Directions for this task: Extract the lines that carry the string "credits" from the listing.

····················

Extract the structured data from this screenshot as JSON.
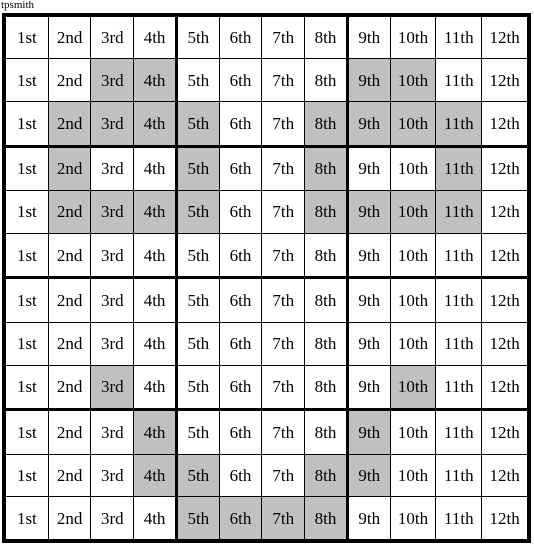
{
  "caption": "tpsmith",
  "colors": {
    "shaded": "#c0c0c0",
    "unshaded": "#ffffff",
    "border": "#000000"
  },
  "grid": {
    "rows": 12,
    "columns": 12,
    "column_labels": [
      "1st",
      "2nd",
      "3rd",
      "4th",
      "5th",
      "6th",
      "7th",
      "8th",
      "9th",
      "10th",
      "11th",
      "12th"
    ],
    "thick_column_separators_after": [
      4,
      8
    ],
    "thick_row_separators_after": [
      3,
      6,
      9
    ],
    "cells": [
      [
        {
          "label": "1st",
          "shaded": false
        },
        {
          "label": "2nd",
          "shaded": false
        },
        {
          "label": "3rd",
          "shaded": false
        },
        {
          "label": "4th",
          "shaded": false
        },
        {
          "label": "5th",
          "shaded": false
        },
        {
          "label": "6th",
          "shaded": false
        },
        {
          "label": "7th",
          "shaded": false
        },
        {
          "label": "8th",
          "shaded": false
        },
        {
          "label": "9th",
          "shaded": false
        },
        {
          "label": "10th",
          "shaded": false
        },
        {
          "label": "11th",
          "shaded": false
        },
        {
          "label": "12th",
          "shaded": false
        }
      ],
      [
        {
          "label": "1st",
          "shaded": false
        },
        {
          "label": "2nd",
          "shaded": false
        },
        {
          "label": "3rd",
          "shaded": true
        },
        {
          "label": "4th",
          "shaded": true
        },
        {
          "label": "5th",
          "shaded": false
        },
        {
          "label": "6th",
          "shaded": false
        },
        {
          "label": "7th",
          "shaded": false
        },
        {
          "label": "8th",
          "shaded": false
        },
        {
          "label": "9th",
          "shaded": true
        },
        {
          "label": "10th",
          "shaded": true
        },
        {
          "label": "11th",
          "shaded": false
        },
        {
          "label": "12th",
          "shaded": false
        }
      ],
      [
        {
          "label": "1st",
          "shaded": false
        },
        {
          "label": "2nd",
          "shaded": true
        },
        {
          "label": "3rd",
          "shaded": true
        },
        {
          "label": "4th",
          "shaded": true
        },
        {
          "label": "5th",
          "shaded": true
        },
        {
          "label": "6th",
          "shaded": false
        },
        {
          "label": "7th",
          "shaded": false
        },
        {
          "label": "8th",
          "shaded": true
        },
        {
          "label": "9th",
          "shaded": true
        },
        {
          "label": "10th",
          "shaded": true
        },
        {
          "label": "11th",
          "shaded": true
        },
        {
          "label": "12th",
          "shaded": false
        }
      ],
      [
        {
          "label": "1st",
          "shaded": false
        },
        {
          "label": "2nd",
          "shaded": true
        },
        {
          "label": "3rd",
          "shaded": false
        },
        {
          "label": "4th",
          "shaded": false
        },
        {
          "label": "5th",
          "shaded": true
        },
        {
          "label": "6th",
          "shaded": false
        },
        {
          "label": "7th",
          "shaded": false
        },
        {
          "label": "8th",
          "shaded": true
        },
        {
          "label": "9th",
          "shaded": false
        },
        {
          "label": "10th",
          "shaded": false
        },
        {
          "label": "11th",
          "shaded": true
        },
        {
          "label": "12th",
          "shaded": false
        }
      ],
      [
        {
          "label": "1st",
          "shaded": false
        },
        {
          "label": "2nd",
          "shaded": true
        },
        {
          "label": "3rd",
          "shaded": true
        },
        {
          "label": "4th",
          "shaded": true
        },
        {
          "label": "5th",
          "shaded": true
        },
        {
          "label": "6th",
          "shaded": false
        },
        {
          "label": "7th",
          "shaded": false
        },
        {
          "label": "8th",
          "shaded": true
        },
        {
          "label": "9th",
          "shaded": true
        },
        {
          "label": "10th",
          "shaded": true
        },
        {
          "label": "11th",
          "shaded": true
        },
        {
          "label": "12th",
          "shaded": false
        }
      ],
      [
        {
          "label": "1st",
          "shaded": false
        },
        {
          "label": "2nd",
          "shaded": false
        },
        {
          "label": "3rd",
          "shaded": false
        },
        {
          "label": "4th",
          "shaded": false
        },
        {
          "label": "5th",
          "shaded": false
        },
        {
          "label": "6th",
          "shaded": false
        },
        {
          "label": "7th",
          "shaded": false
        },
        {
          "label": "8th",
          "shaded": false
        },
        {
          "label": "9th",
          "shaded": false
        },
        {
          "label": "10th",
          "shaded": false
        },
        {
          "label": "11th",
          "shaded": false
        },
        {
          "label": "12th",
          "shaded": false
        }
      ],
      [
        {
          "label": "1st",
          "shaded": false
        },
        {
          "label": "2nd",
          "shaded": false
        },
        {
          "label": "3rd",
          "shaded": false
        },
        {
          "label": "4th",
          "shaded": false
        },
        {
          "label": "5th",
          "shaded": false
        },
        {
          "label": "6th",
          "shaded": false
        },
        {
          "label": "7th",
          "shaded": false
        },
        {
          "label": "8th",
          "shaded": false
        },
        {
          "label": "9th",
          "shaded": false
        },
        {
          "label": "10th",
          "shaded": false
        },
        {
          "label": "11th",
          "shaded": false
        },
        {
          "label": "12th",
          "shaded": false
        }
      ],
      [
        {
          "label": "1st",
          "shaded": false
        },
        {
          "label": "2nd",
          "shaded": false
        },
        {
          "label": "3rd",
          "shaded": false
        },
        {
          "label": "4th",
          "shaded": false
        },
        {
          "label": "5th",
          "shaded": false
        },
        {
          "label": "6th",
          "shaded": false
        },
        {
          "label": "7th",
          "shaded": false
        },
        {
          "label": "8th",
          "shaded": false
        },
        {
          "label": "9th",
          "shaded": false
        },
        {
          "label": "10th",
          "shaded": false
        },
        {
          "label": "11th",
          "shaded": false
        },
        {
          "label": "12th",
          "shaded": false
        }
      ],
      [
        {
          "label": "1st",
          "shaded": false
        },
        {
          "label": "2nd",
          "shaded": false
        },
        {
          "label": "3rd",
          "shaded": true
        },
        {
          "label": "4th",
          "shaded": false
        },
        {
          "label": "5th",
          "shaded": false
        },
        {
          "label": "6th",
          "shaded": false
        },
        {
          "label": "7th",
          "shaded": false
        },
        {
          "label": "8th",
          "shaded": false
        },
        {
          "label": "9th",
          "shaded": false
        },
        {
          "label": "10th",
          "shaded": true
        },
        {
          "label": "11th",
          "shaded": false
        },
        {
          "label": "12th",
          "shaded": false
        }
      ],
      [
        {
          "label": "1st",
          "shaded": false
        },
        {
          "label": "2nd",
          "shaded": false
        },
        {
          "label": "3rd",
          "shaded": false
        },
        {
          "label": "4th",
          "shaded": true
        },
        {
          "label": "5th",
          "shaded": false
        },
        {
          "label": "6th",
          "shaded": false
        },
        {
          "label": "7th",
          "shaded": false
        },
        {
          "label": "8th",
          "shaded": false
        },
        {
          "label": "9th",
          "shaded": true
        },
        {
          "label": "10th",
          "shaded": false
        },
        {
          "label": "11th",
          "shaded": false
        },
        {
          "label": "12th",
          "shaded": false
        }
      ],
      [
        {
          "label": "1st",
          "shaded": false
        },
        {
          "label": "2nd",
          "shaded": false
        },
        {
          "label": "3rd",
          "shaded": false
        },
        {
          "label": "4th",
          "shaded": true
        },
        {
          "label": "5th",
          "shaded": true
        },
        {
          "label": "6th",
          "shaded": false
        },
        {
          "label": "7th",
          "shaded": false
        },
        {
          "label": "8th",
          "shaded": true
        },
        {
          "label": "9th",
          "shaded": true
        },
        {
          "label": "10th",
          "shaded": false
        },
        {
          "label": "11th",
          "shaded": false
        },
        {
          "label": "12th",
          "shaded": false
        }
      ],
      [
        {
          "label": "1st",
          "shaded": false
        },
        {
          "label": "2nd",
          "shaded": false
        },
        {
          "label": "3rd",
          "shaded": false
        },
        {
          "label": "4th",
          "shaded": false
        },
        {
          "label": "5th",
          "shaded": true
        },
        {
          "label": "6th",
          "shaded": true
        },
        {
          "label": "7th",
          "shaded": true
        },
        {
          "label": "8th",
          "shaded": true
        },
        {
          "label": "9th",
          "shaded": false
        },
        {
          "label": "10th",
          "shaded": false
        },
        {
          "label": "11th",
          "shaded": false
        },
        {
          "label": "12th",
          "shaded": false
        }
      ]
    ]
  }
}
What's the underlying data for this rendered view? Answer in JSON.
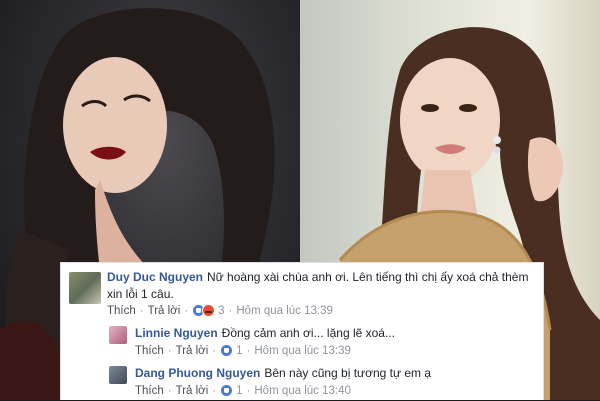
{
  "comments": [
    {
      "author": "Duy Duc Nguyen",
      "text": "Nữ hoàng xài chùa anh ơi. Lên tiếng thì chị ấy xoá chả thèm xin lỗi 1 câu.",
      "like_label": "Thích",
      "reply_label": "Trả lời",
      "reaction_count": "3",
      "timestamp": "Hôm qua lúc 13:39",
      "reactions": [
        "like-icon",
        "angry-icon"
      ]
    },
    {
      "author": "Linnie Nguyen",
      "text": "Đồng cảm anh ơi... lặng lẽ xoá...",
      "like_label": "Thích",
      "reply_label": "Trả lời",
      "reaction_count": "1",
      "timestamp": "Hôm qua lúc 13:39",
      "reactions": [
        "like-icon"
      ]
    },
    {
      "author": "Dang Phuong Nguyen",
      "text": "Bên này cũng bị tương tự em ạ",
      "like_label": "Thích",
      "reply_label": "Trả lời",
      "reaction_count": "1",
      "timestamp": "Hôm qua lúc 13:40",
      "reactions": [
        "like-icon"
      ]
    }
  ],
  "colors": {
    "author_link": "#365899",
    "meta_text": "#90949c",
    "like_blue": "#4a78d8",
    "angry_orange": "#e0502e"
  }
}
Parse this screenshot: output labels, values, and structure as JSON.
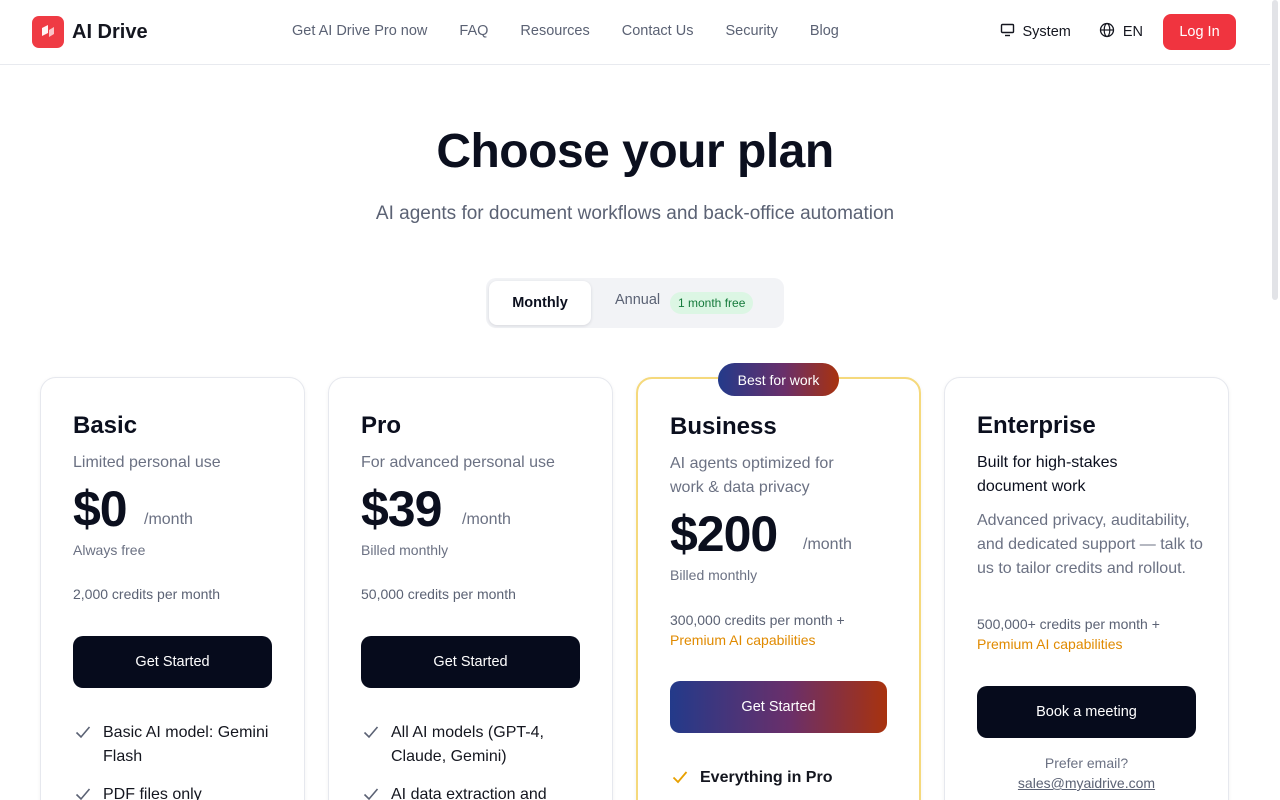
{
  "brand": {
    "name": "AI Drive"
  },
  "nav": {
    "items": [
      "Get AI Drive Pro now",
      "FAQ",
      "Resources",
      "Contact Us",
      "Security",
      "Blog"
    ]
  },
  "header_right": {
    "theme_label": "System",
    "language_label": "EN",
    "login_label": "Log In"
  },
  "hero": {
    "title": "Choose your plan",
    "subtitle": "AI agents for document workflows and back-office automation"
  },
  "billing_toggle": {
    "monthly": "Monthly",
    "annual": "Annual",
    "annual_badge": "1 month free",
    "selected": "Monthly"
  },
  "plans": {
    "basic": {
      "name": "Basic",
      "description": "Limited personal use",
      "price": "$0",
      "period": "/month",
      "billing_note": "Always free",
      "credits": "2,000 credits per month",
      "cta": "Get Started",
      "features": [
        "Basic AI model: Gemini Flash",
        "PDF files only"
      ]
    },
    "pro": {
      "name": "Pro",
      "description": "For advanced personal use",
      "price": "$39",
      "period": "/month",
      "billing_note": "Billed monthly",
      "credits": "50,000 credits per month",
      "cta": "Get Started",
      "features": [
        "All AI models (GPT-4, Claude, Gemini)",
        "AI data extraction and"
      ]
    },
    "business": {
      "badge": "Best for work",
      "name": "Business",
      "description": "AI agents optimized for work & data privacy",
      "price": "$200",
      "period": "/month",
      "billing_note": "Billed monthly",
      "credits": "300,000 credits per month +",
      "premium": "Premium AI capabilities",
      "cta": "Get Started",
      "features": [
        "Everything in Pro"
      ]
    },
    "enterprise": {
      "name": "Enterprise",
      "tagline": "Built for high-stakes document work",
      "description": "Advanced privacy, auditability, and dedicated support — talk to us to tailor credits and rollout.",
      "credits": "500,000+ credits per month +",
      "premium": "Premium AI capabilities",
      "cta": "Book a meeting",
      "prefer_email": "Prefer email?",
      "email": "sales@myaidrive.com"
    }
  },
  "colors": {
    "brand_red": "#ef3b44",
    "login_red": "#f0343f",
    "dark_button": "#060b1c",
    "premium_orange": "#e08a00",
    "badge_green_bg": "#dcf6e4",
    "business_border": "#f5d97c"
  },
  "icons": [
    "drive-logo-icon",
    "monitor-icon",
    "globe-icon",
    "check-icon"
  ]
}
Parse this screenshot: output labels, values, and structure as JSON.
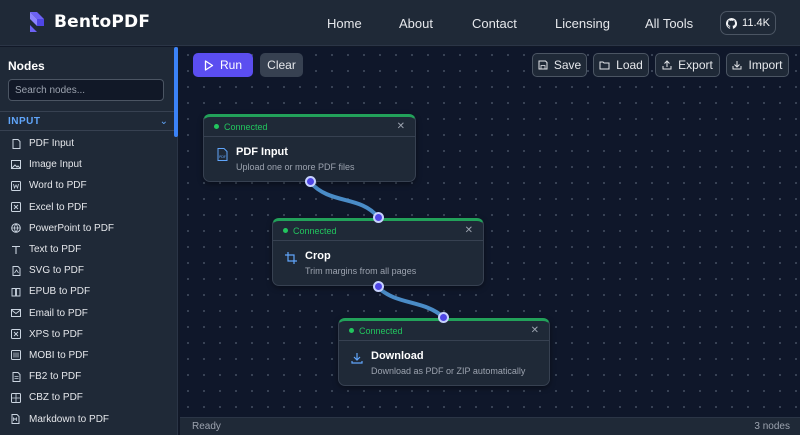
{
  "header": {
    "brand": "BentoPDF",
    "nav": [
      "Home",
      "About",
      "Contact",
      "Licensing",
      "All Tools"
    ],
    "github_stars": "11.4K"
  },
  "sidebar": {
    "title": "Nodes",
    "search_placeholder": "Search nodes...",
    "category": "INPUT",
    "items": [
      {
        "label": "PDF Input",
        "icon": "file-pdf-icon"
      },
      {
        "label": "Image Input",
        "icon": "image-icon"
      },
      {
        "label": "Word to PDF",
        "icon": "word-doc-icon"
      },
      {
        "label": "Excel to PDF",
        "icon": "spreadsheet-icon"
      },
      {
        "label": "PowerPoint to PDF",
        "icon": "globe-icon"
      },
      {
        "label": "Text to PDF",
        "icon": "text-icon"
      },
      {
        "label": "SVG to PDF",
        "icon": "svg-file-icon"
      },
      {
        "label": "EPUB to PDF",
        "icon": "book-icon"
      },
      {
        "label": "Email to PDF",
        "icon": "email-icon"
      },
      {
        "label": "XPS to PDF",
        "icon": "xps-file-icon"
      },
      {
        "label": "MOBI to PDF",
        "icon": "ebook-icon"
      },
      {
        "label": "FB2 to PDF",
        "icon": "fb2-file-icon"
      },
      {
        "label": "CBZ to PDF",
        "icon": "comic-archive-icon"
      },
      {
        "label": "Markdown to PDF",
        "icon": "markdown-icon"
      }
    ]
  },
  "toolbar": {
    "run": "Run",
    "clear": "Clear",
    "save": "Save",
    "load": "Load",
    "export": "Export",
    "import": "Import"
  },
  "nodes": [
    {
      "status": "Connected",
      "title": "PDF Input",
      "description": "Upload one or more PDF files",
      "icon": "pdf-file-icon"
    },
    {
      "status": "Connected",
      "title": "Crop",
      "description": "Trim margins from all pages",
      "icon": "crop-icon"
    },
    {
      "status": "Connected",
      "title": "Download",
      "description": "Download as PDF or ZIP automatically",
      "icon": "download-icon"
    }
  ],
  "statusbar": {
    "state": "Ready",
    "count": "3 nodes"
  },
  "colors": {
    "accent": "#5b4ef0",
    "connected": "#22c55e",
    "link": "#4a8cc7",
    "category": "#60a5fa"
  }
}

····················

The response:
      "credits": "2,000 credits per month",
      "credits": "50,000 credits per month",
      "credits": "300,000 credits per month +",
      "description": "Advanced privacy, auditability, and dedicated support — talk to us to tailor credits and rollout.",
      "credits": "500,000+ credits per month +",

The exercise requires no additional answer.